Begin with the line holding "Type out the text in this image." and write out each following line to the end of the data, exactly. Pictures are left out.

## BEGIN

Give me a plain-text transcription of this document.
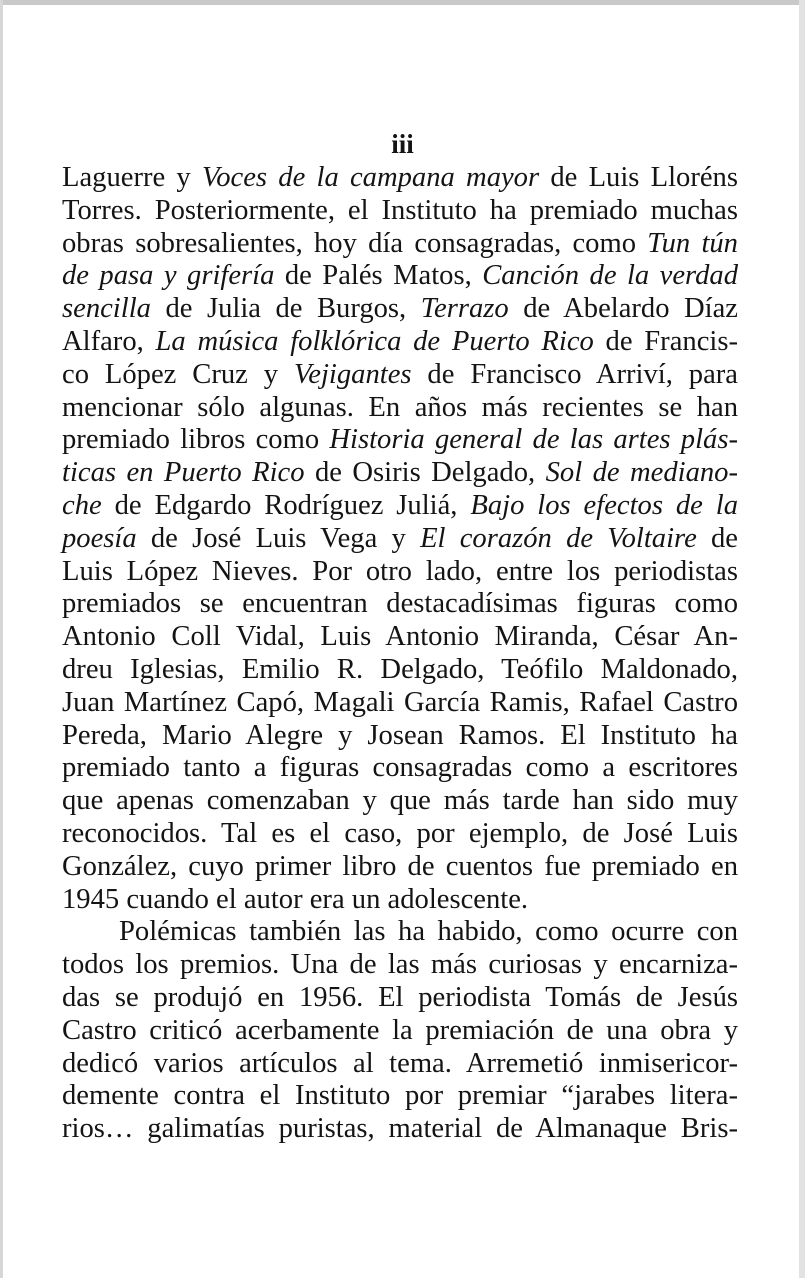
iii
Laguerre y Voces de la campana mayor de Luis Lloréns
Torres. Posteriormente, el Instituto ha premiado muchas
obras sobresalientes, hoy día consagradas, como Tun tún
de pasa y grifería de Palés Matos, Canción de la verdad
sencilla de Julia de Burgos, Terrazo de Abelardo Díaz
Alfaro, La música folklórica de Puerto Rico de Francis-
co López Cruz y Vejigantes de Francisco Arriví, para
mencionar sólo algunas. En años más recientes se han
premiado libros como Historia general de las artes plás-
ticas en Puerto Rico de Osiris Delgado, Sol de mediano-
che de Edgardo Rodríguez Juliá, Bajo los efectos de la
poesía de José Luis Vega y El corazón de Voltaire de
Luis López Nieves. Por otro lado, entre los periodistas
premiados se encuentran destacadísimas figuras como
Antonio Coll Vidal, Luis Antonio Miranda, César An-
dreu Iglesias, Emilio R. Delgado, Teófilo Maldonado,
Juan Martínez Capó, Magali García Ramis, Rafael Castro
Pereda, Mario Alegre y Josean Ramos. El Instituto ha
premiado tanto a figuras consagradas como a escritores
que apenas comenzaban y que más tarde han sido muy
reconocidos. Tal es el caso, por ejemplo, de José Luis
González, cuyo primer libro de cuentos fue premiado en
1945 cuando el autor era un adolescente.
Polémicas también las ha habido, como ocurre con
todos los premios. Una de las más curiosas y encarniza-
das se produjó en 1956. El periodista Tomás de Jesús
Castro criticó acerbamente la premiación de una obra y
dedicó varios artículos al tema. Arremetió inmisericor-
demente contra el Instituto por premiar “jarabes litera-
rios… galimatías puristas, material de Almanaque Bris-
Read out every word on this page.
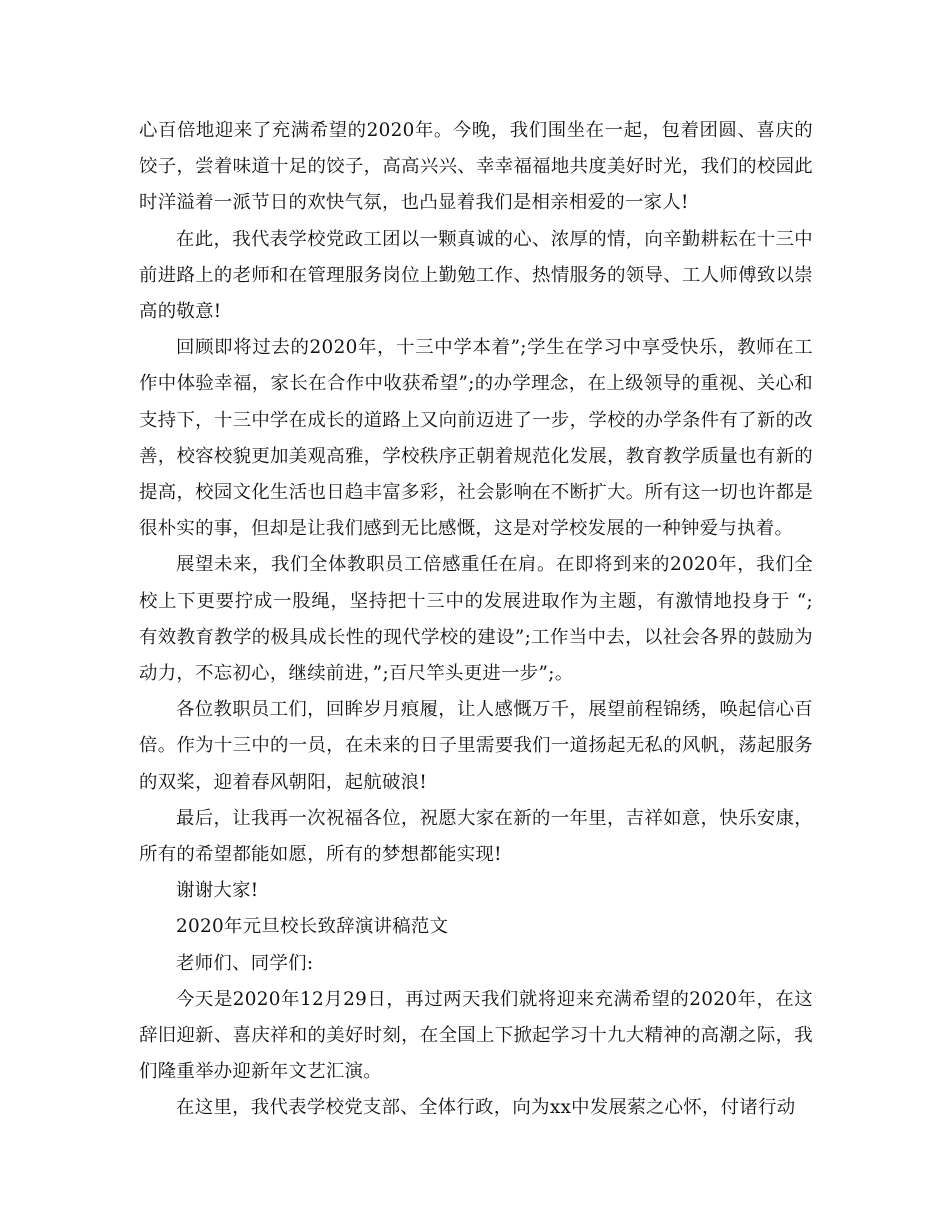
心百倍地迎来了充满希望的2020年。今晚，我们围坐在一起，包着团圆、喜庆的饺子，尝着味道十足的饺子，高高兴兴、幸幸福福地共度美好时光，我们的校园此时洋溢着一派节日的欢快气氛，也凸显着我们是相亲相爱的一家人!

在此，我代表学校党政工团以一颗真诚的心、浓厚的情，向辛勤耕耘在十三中前进路上的老师和在管理服务岗位上勤勉工作、热情服务的领导、工人师傅致以崇高的敬意!

回顾即将过去的2020年，十三中学本着”;学生在学习中享受快乐，教师在工作中体验幸福，家长在合作中收获希望”;的办学理念，在上级领导的重视、关心和支持下，十三中学在成长的道路上又向前迈进了一步，学校的办学条件有了新的改善，校容校貌更加美观高雅，学校秩序正朝着规范化发展，教育教学质量也有新的提高，校园文化生活也日趋丰富多彩，社会影响在不断扩大。所有这一切也许都是很朴实的事，但却是让我们感到无比感慨，这是对学校发展的一种钟爱与执着。

展望未来，我们全体教职员工倍感重任在肩。在即将到来的2020年，我们全校上下更要拧成一股绳，坚持把十三中的发展进取作为主题，有激情地投身于 “;有效教育教学的极具成长性的现代学校的建设”;工作当中去，以社会各界的鼓励为动力，不忘初心，继续前进，”;百尺竿头更进一步”;。

各位教职员工们，回眸岁月痕履，让人感慨万千，展望前程锦绣，唤起信心百倍。作为十三中的一员，在未来的日子里需要我们一道扬起无私的风帆，荡起服务的双桨，迎着春风朝阳，起航破浪!

最后，让我再一次祝福各位，祝愿大家在新的一年里，吉祥如意，快乐安康，所有的希望都能如愿，所有的梦想都能实现!

谢谢大家!

2020年元旦校长致辞演讲稿范文

老师们、同学们:

今天是2020年12月29日，再过两天我们就将迎来充满希望的2020年，在这辞旧迎新、喜庆祥和的美好时刻，在全国上下掀起学习十九大精神的高潮之际，我们隆重举办迎新年文艺汇演。

在这里，我代表学校党支部、全体行政，向为xx中发展萦之心怀，付诸行动
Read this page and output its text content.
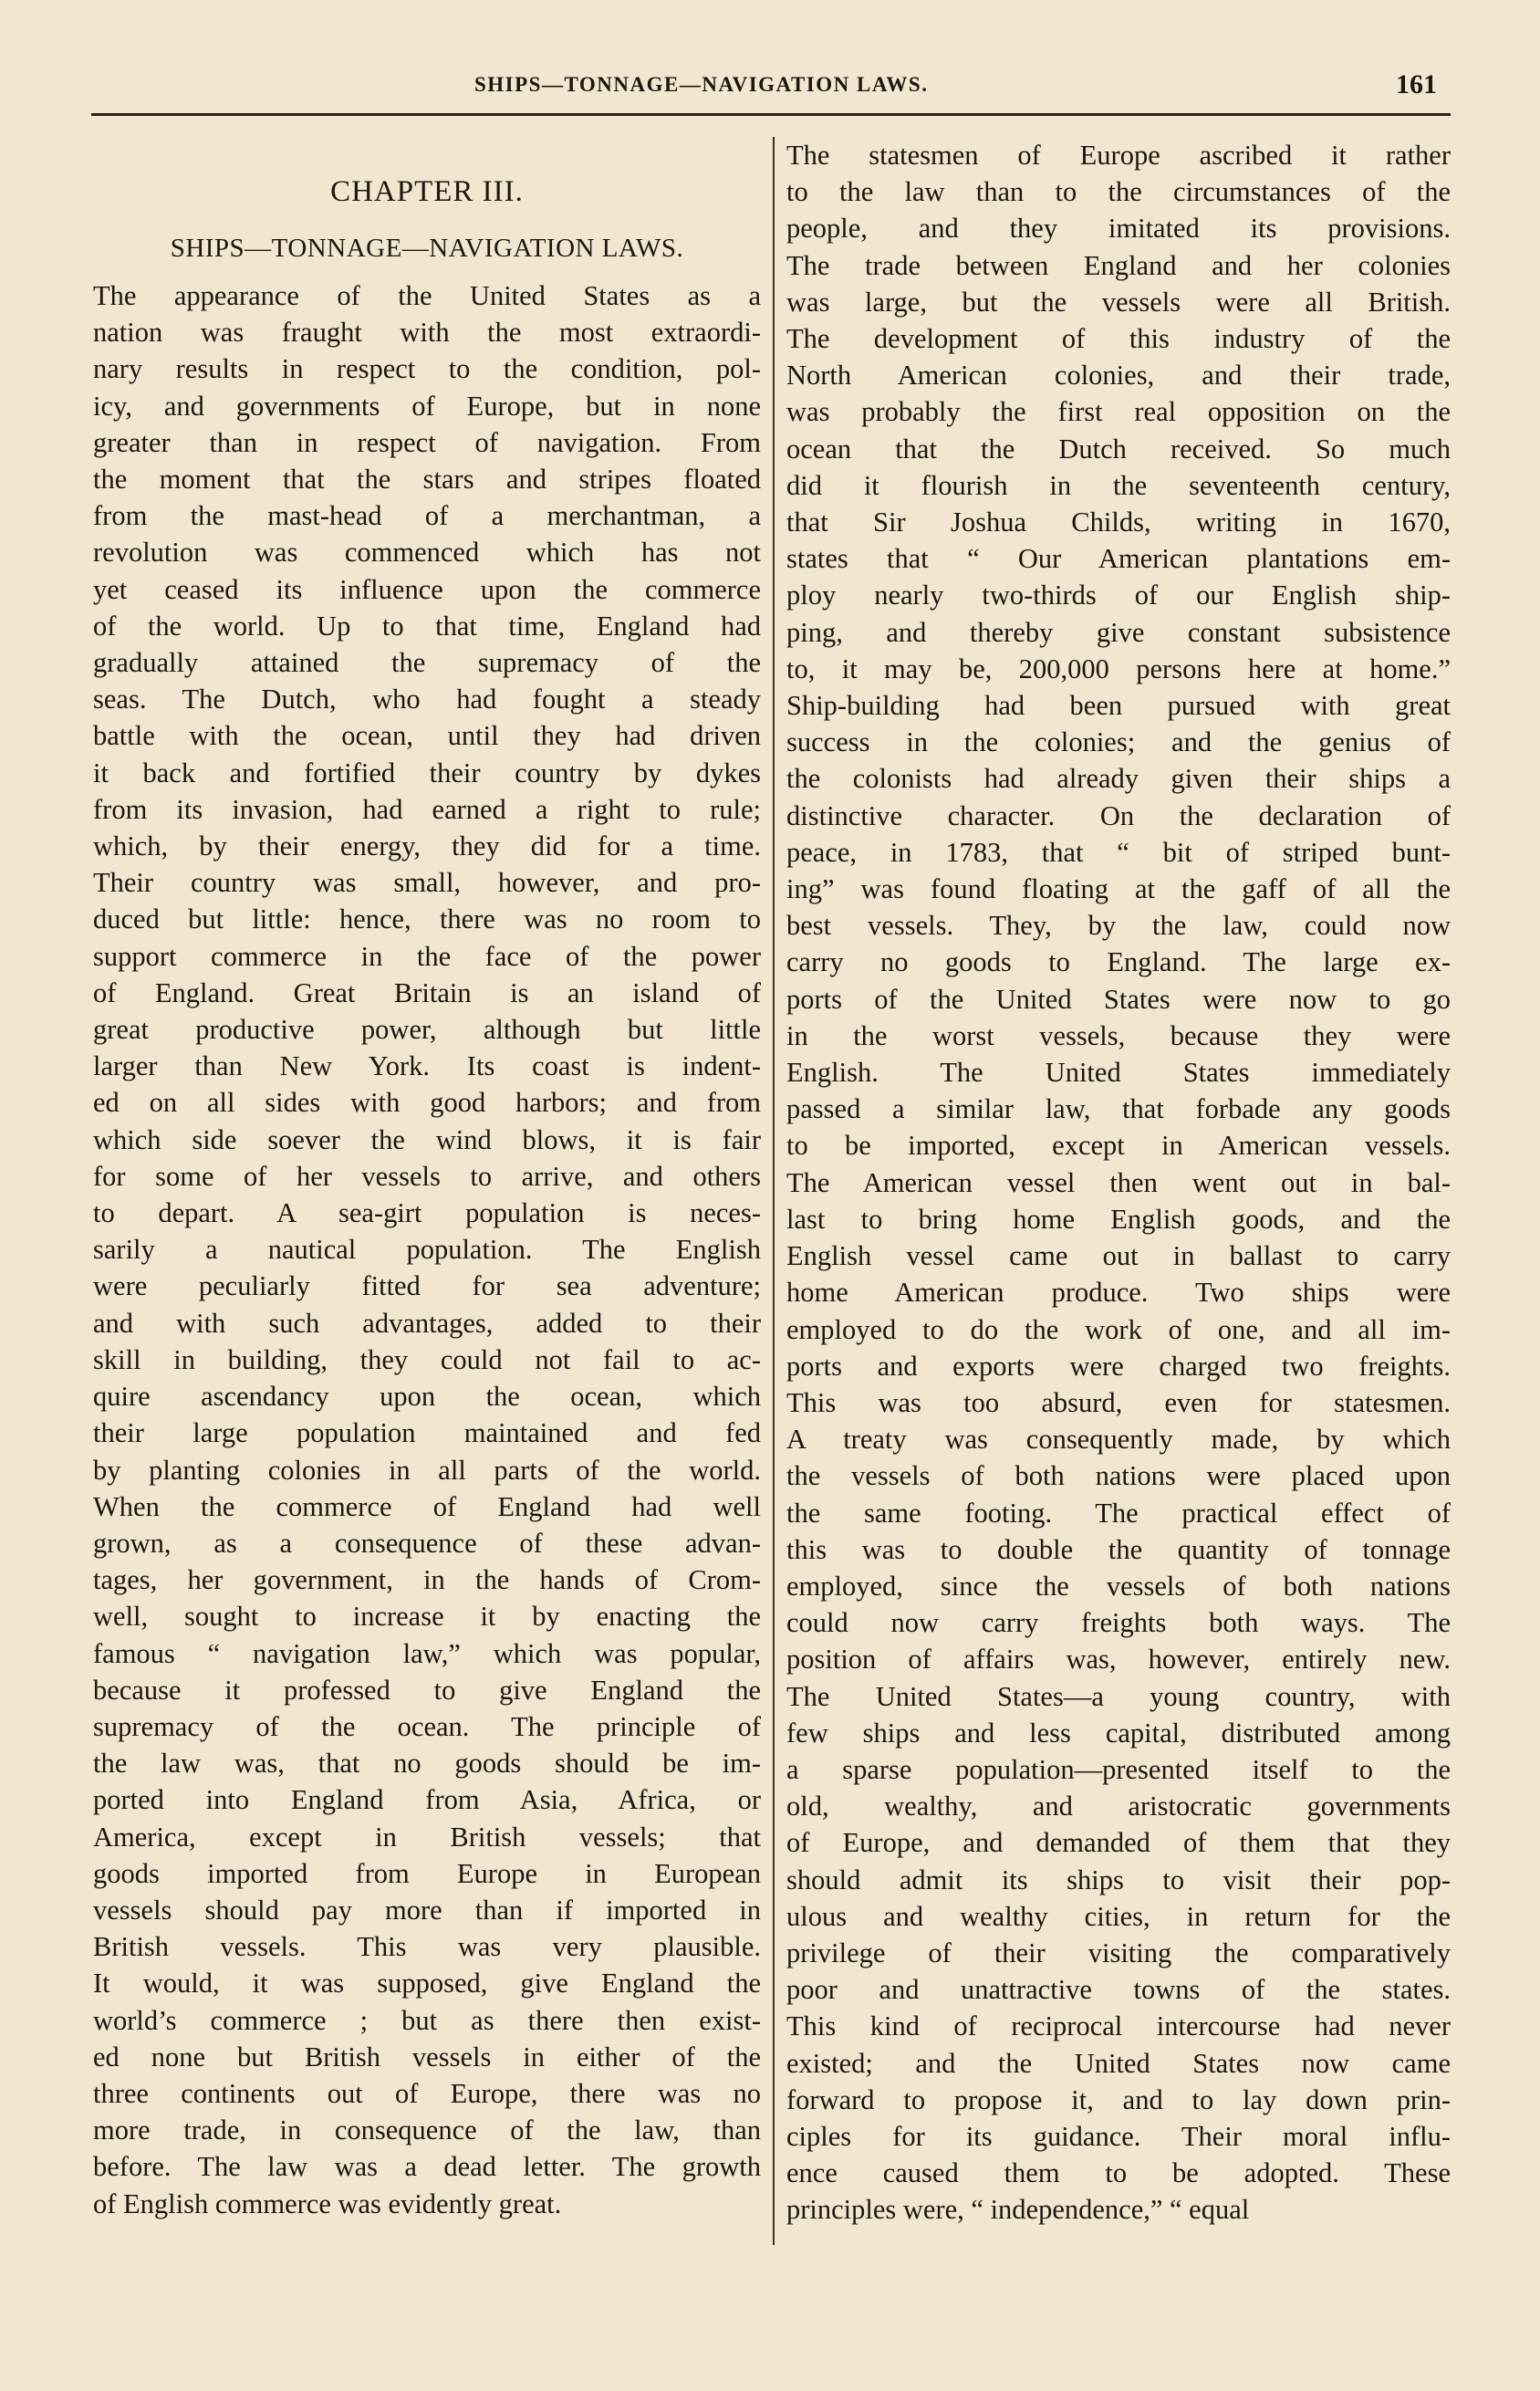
SHIPS—TONNAGE—NAVIGATION LAWS.	161
CHAPTER III.
SHIPS—TONNAGE—NAVIGATION LAWS.
The appearance of the United States as a
nation was fraught with the most extraordi-
nary results in respect to the condition, pol-
icy, and governments of Europe, but in none
greater than in respect of navigation. From
the moment that the stars and stripes floated
from the mast-head of a merchantman, a
revolution was commenced which has not
yet ceased its influence upon the commerce
of the world. Up to that time, England had
gradually attained the supremacy of the
seas. The Dutch, who had fought a steady
battle with the ocean, until they had driven
it back and fortified their country by dykes
from its invasion, had earned a right to rule;
which, by their energy, they did for a time.
Their country was small, however, and pro-
duced but little: hence, there was no room to
support commerce in the face of the power
of England. Great Britain is an island of
great productive power, although but little
larger than New York. Its coast is indent-
ed on all sides with good harbors; and from
which side soever the wind blows, it is fair
for some of her vessels to arrive, and others
to depart. A sea-girt population is neces-
sarily a nautical population. The English
were peculiarly fitted for sea adventure;
and with such advantages, added to their
skill in building, they could not fail to ac-
quire ascendancy upon the ocean, which
their large population maintained and fed
by planting colonies in all parts of the world.
When the commerce of England had well
grown, as a consequence of these advan-
tages, her government, in the hands of Crom-
well, sought to increase it by enacting the
famous “ navigation law,” which was popular,
because it professed to give England the
supremacy of the ocean. The principle of
the law was, that no goods should be im-
ported into England from Asia, Africa, or
America, except in British vessels; that
goods imported from Europe in European
vessels should pay more than if imported in
British vessels. This was very plausible.
It would, it was supposed, give England the
world’s commerce ; but as there then exist-
ed none but British vessels in either of the
three continents out of Europe, there was no
more trade, in consequence of the law, than
before. The law was a dead letter. The growth
of English commerce was evidently great.
The statesmen of Europe ascribed it rather
to the law than to the circumstances of the
people, and they imitated its provisions.
The trade between England and her colonies
was large, but the vessels were all British.
The development of this industry of the
North American colonies, and their trade,
was probably the first real opposition on the
ocean that the Dutch received. So much
did it flourish in the seventeenth century,
that Sir Joshua Childs, writing in 1670,
states that “ Our American plantations em-
ploy nearly two-thirds of our English ship-
ping, and thereby give constant subsistence
to, it may be, 200,000 persons here at home.”
Ship-building had been pursued with great
success in the colonies; and the genius of
the colonists had already given their ships a
distinctive character. On the declaration of
peace, in 1783, that “ bit of striped bunt-
ing” was found floating at the gaff of all the
best vessels. They, by the law, could now
carry no goods to England. The large ex-
ports of the United States were now to go
in the worst vessels, because they were
English. The United States immediately
passed a similar law, that forbade any goods
to be imported, except in American vessels.
The American vessel then went out in bal-
last to bring home English goods, and the
English vessel came out in ballast to carry
home American produce. Two ships were
employed to do the work of one, and all im-
ports and exports were charged two freights.
This was too absurd, even for statesmen.
A treaty was consequently made, by which
the vessels of both nations were placed upon
the same footing. The practical effect of
this was to double the quantity of tonnage
employed, since the vessels of both nations
could now carry freights both ways. The
position of affairs was, however, entirely new.
The United States—a young country, with
few ships and less capital, distributed among
a sparse population—presented itself to the
old, wealthy, and aristocratic governments
of Europe, and demanded of them that they
should admit its ships to visit their pop-
ulous and wealthy cities, in return for the
privilege of their visiting the comparatively
poor and unattractive towns of the states.
This kind of reciprocal intercourse had never
existed; and the United States now came
forward to propose it, and to lay down prin-
ciples for its guidance. Their moral influ-
ence caused them to be adopted. These
principles were, “ independence,” “ equal
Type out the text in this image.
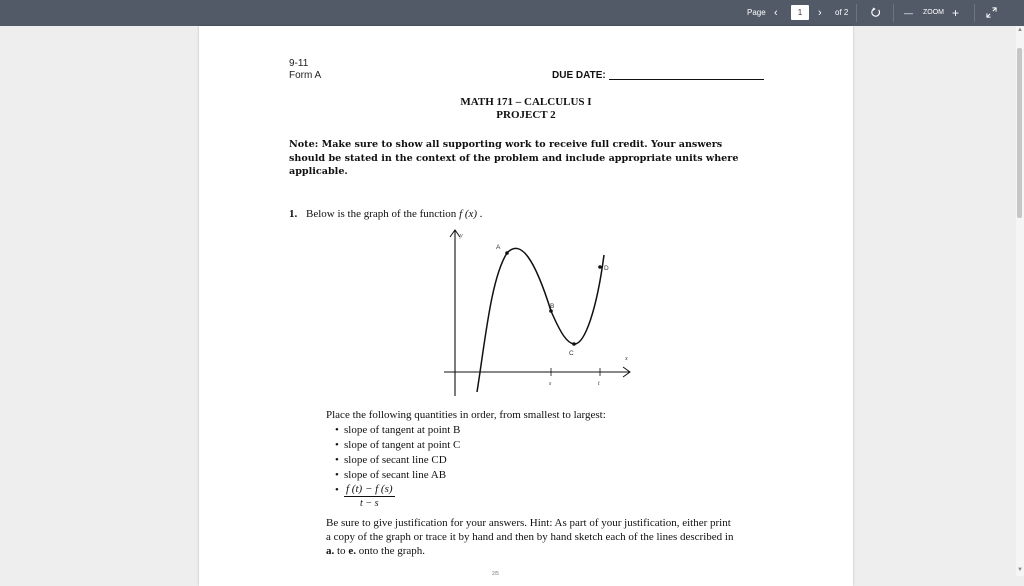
Page ‹	1	› of 2	— ZOOM +
▲
▼
9-11
Form A	DUE DATE:
MATH 171 – CALCULUS I
PROJECT 2
Note: Make sure to show all supporting work to receive full credit. Your answers should be stated in the context of the problem and include appropriate units where applicable.
1. Below is the graph of the function f (x) .
y
x
s	t
A
B
C
D
Place the following quantities in order, from smallest to largest:
• slope of tangent at point B
• slope of tangent at point C
• slope of secant line CD
• slope of secant line AB
• $\frac{f (t) - f (s)}{t - s}$
Be sure to give justification for your answers. Hint: As part of your justification, either print a copy of the graph or trace it by hand and then by hand sketch each of the lines described in a. to e. onto the graph.
2/5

## END

#### Solved exercise
Type out the text in this image.
Page ‹	1	› of 2	— ZOOM +
▲
▼
9-11
Form A	DUE DATE:
MATH 171 – CALCULUS I
PROJECT 2
Note: Make sure to show all supporting work to receive full credit. Your answers should be stated in the context of the problem and include appropriate units where applicable.
1. Below is the graph of the function f (x) .
y
x
s	t
A
B
C
D
Place the following quantities in order, from smallest to largest:
• slope of tangent at point B
• slope of tangent at point C
• slope of secant line CD
• slope of secant line AB
• $\frac{f (t) - f (s)}{t - s}$
Be sure to give justification for your answers. Hint: As part of your justification, either print a copy of the graph or trace it by hand and then by hand sketch each of the lines described in a. to e. onto the graph.
2/5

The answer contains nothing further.